== Input material ==
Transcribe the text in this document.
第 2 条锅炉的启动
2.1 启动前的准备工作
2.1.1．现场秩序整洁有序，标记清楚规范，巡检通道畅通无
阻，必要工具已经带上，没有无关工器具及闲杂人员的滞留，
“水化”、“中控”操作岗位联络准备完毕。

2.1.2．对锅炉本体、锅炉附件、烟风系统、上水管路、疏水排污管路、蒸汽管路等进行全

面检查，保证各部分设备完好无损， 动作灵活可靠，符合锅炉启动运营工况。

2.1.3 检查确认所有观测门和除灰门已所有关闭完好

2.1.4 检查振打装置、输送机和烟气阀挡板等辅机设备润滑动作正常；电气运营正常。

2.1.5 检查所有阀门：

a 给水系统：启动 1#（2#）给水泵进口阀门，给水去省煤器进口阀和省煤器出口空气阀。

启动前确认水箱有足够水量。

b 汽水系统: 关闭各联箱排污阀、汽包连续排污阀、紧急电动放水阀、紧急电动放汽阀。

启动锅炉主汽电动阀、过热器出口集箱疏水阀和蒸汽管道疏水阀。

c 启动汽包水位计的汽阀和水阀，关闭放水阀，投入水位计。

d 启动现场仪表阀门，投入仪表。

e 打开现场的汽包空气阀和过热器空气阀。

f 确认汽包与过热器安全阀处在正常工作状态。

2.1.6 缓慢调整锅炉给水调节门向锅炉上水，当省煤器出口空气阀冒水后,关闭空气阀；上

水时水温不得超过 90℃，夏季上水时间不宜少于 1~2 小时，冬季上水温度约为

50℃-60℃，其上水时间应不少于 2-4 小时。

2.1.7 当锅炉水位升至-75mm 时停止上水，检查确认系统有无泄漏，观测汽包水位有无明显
===
■ **What the exercise asks**: Return the material in full, exactly as shown.

■ **Problem solution**:
Transcribe the text in this document.
第 2 条锅炉的启动
2.1 启动前的准备工作
2.1.1．现场秩序整洁有序，标记清楚规范，巡检通道畅通无
阻，必要工具已经带上，没有无关工器具及闲杂人员的滞留，
“水化”、“中控”操作岗位联络准备完毕。

2.1.2．对锅炉本体、锅炉附件、烟风系统、上水管路、疏水排污管路、蒸汽管路等进行全

面检查，保证各部分设备完好无损， 动作灵活可靠，符合锅炉启动运营工况。

2.1.3 检查确认所有观测门和除灰门已所有关闭完好

2.1.4 检查振打装置、输送机和烟气阀挡板等辅机设备润滑动作正常；电气运营正常。

2.1.5 检查所有阀门：

a 给水系统：启动 1#（2#）给水泵进口阀门，给水去省煤器进口阀和省煤器出口空气阀。

启动前确认水箱有足够水量。

b 汽水系统: 关闭各联箱排污阀、汽包连续排污阀、紧急电动放水阀、紧急电动放汽阀。

启动锅炉主汽电动阀、过热器出口集箱疏水阀和蒸汽管道疏水阀。

c 启动汽包水位计的汽阀和水阀，关闭放水阀，投入水位计。

d 启动现场仪表阀门，投入仪表。

e 打开现场的汽包空气阀和过热器空气阀。

f 确认汽包与过热器安全阀处在正常工作状态。

2.1.6 缓慢调整锅炉给水调节门向锅炉上水，当省煤器出口空气阀冒水后,关闭空气阀；上

水时水温不得超过 90℃，夏季上水时间不宜少于 1~2 小时，冬季上水温度约为

50℃-60℃，其上水时间应不少于 2-4 小时。

2.1.7 当锅炉水位升至-75mm 时停止上水，检查确认系统有无泄漏，观测汽包水位有无明显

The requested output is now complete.